EXERCISE: Pull out every line from the listing that has the word "delivery".
'''
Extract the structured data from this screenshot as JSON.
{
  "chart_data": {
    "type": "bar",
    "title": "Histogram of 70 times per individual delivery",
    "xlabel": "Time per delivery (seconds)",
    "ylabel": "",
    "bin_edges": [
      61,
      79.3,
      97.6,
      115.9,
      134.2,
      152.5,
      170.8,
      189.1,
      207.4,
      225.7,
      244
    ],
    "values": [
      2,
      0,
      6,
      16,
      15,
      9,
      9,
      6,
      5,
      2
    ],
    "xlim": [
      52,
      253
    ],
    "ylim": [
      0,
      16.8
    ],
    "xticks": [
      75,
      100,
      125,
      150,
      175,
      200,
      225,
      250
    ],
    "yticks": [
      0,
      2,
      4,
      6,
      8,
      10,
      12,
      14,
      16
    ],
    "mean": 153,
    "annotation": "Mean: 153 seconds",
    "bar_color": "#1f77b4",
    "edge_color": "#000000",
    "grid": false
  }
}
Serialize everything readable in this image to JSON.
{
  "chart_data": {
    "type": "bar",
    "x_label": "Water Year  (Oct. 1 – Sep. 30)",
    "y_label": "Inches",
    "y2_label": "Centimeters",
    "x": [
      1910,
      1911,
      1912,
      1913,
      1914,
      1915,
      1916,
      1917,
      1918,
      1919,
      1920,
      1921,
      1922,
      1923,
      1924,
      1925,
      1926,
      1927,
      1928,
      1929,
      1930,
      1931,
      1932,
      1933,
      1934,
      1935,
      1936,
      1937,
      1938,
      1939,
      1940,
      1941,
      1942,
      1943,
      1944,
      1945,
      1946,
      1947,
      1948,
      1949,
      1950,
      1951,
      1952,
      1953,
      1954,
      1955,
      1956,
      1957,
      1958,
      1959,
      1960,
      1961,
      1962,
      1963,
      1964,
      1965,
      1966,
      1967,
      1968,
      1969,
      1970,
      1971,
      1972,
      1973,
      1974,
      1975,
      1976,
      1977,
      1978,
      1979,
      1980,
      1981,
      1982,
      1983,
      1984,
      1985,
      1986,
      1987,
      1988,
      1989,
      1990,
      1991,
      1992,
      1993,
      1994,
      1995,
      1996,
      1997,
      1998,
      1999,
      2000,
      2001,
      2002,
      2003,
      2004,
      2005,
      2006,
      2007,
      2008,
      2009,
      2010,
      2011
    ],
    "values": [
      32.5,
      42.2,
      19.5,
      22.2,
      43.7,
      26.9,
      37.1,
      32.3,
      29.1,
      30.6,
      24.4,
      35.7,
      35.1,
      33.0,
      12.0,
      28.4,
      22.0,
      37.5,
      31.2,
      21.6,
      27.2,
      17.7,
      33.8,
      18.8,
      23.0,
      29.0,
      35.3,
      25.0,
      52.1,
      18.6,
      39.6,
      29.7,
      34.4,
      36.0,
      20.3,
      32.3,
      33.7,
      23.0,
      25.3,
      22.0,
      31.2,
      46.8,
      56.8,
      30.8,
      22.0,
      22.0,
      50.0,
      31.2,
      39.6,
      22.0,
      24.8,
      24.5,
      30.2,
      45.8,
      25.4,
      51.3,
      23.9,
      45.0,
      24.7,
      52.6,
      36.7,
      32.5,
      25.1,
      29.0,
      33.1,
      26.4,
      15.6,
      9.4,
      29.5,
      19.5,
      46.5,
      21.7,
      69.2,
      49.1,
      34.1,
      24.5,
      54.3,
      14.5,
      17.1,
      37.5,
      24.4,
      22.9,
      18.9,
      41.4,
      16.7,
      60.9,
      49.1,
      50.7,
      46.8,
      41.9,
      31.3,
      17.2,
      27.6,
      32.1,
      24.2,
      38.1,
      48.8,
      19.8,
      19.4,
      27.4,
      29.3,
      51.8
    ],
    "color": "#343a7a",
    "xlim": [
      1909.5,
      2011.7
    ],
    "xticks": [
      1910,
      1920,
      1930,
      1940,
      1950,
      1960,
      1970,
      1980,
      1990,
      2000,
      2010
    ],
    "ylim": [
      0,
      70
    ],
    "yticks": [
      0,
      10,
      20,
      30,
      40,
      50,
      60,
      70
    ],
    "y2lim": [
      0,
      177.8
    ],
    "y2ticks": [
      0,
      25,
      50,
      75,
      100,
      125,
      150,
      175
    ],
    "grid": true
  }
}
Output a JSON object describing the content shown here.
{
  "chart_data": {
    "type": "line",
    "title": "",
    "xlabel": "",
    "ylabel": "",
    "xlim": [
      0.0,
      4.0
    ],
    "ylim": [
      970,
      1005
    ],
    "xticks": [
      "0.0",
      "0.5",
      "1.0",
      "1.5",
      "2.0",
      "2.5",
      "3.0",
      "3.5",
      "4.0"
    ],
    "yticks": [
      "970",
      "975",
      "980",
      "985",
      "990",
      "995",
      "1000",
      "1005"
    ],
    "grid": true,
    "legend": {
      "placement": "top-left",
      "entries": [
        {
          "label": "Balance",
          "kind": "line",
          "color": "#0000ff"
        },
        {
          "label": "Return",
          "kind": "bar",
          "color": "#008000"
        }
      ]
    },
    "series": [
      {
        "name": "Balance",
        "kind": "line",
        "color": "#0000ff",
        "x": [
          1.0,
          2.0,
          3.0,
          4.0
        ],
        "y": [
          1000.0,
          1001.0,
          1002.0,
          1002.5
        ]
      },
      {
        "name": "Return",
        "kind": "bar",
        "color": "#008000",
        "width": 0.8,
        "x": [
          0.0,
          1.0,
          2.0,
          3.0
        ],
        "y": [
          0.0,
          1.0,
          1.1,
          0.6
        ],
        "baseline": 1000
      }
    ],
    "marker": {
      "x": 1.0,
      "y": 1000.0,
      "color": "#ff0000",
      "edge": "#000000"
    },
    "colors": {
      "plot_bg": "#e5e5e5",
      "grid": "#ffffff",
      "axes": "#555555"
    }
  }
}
'''
CORRECT ANSWER:
    "title": "Histogram of 70 times per individual delivery",
    "xlabel": "Time per delivery (seconds)",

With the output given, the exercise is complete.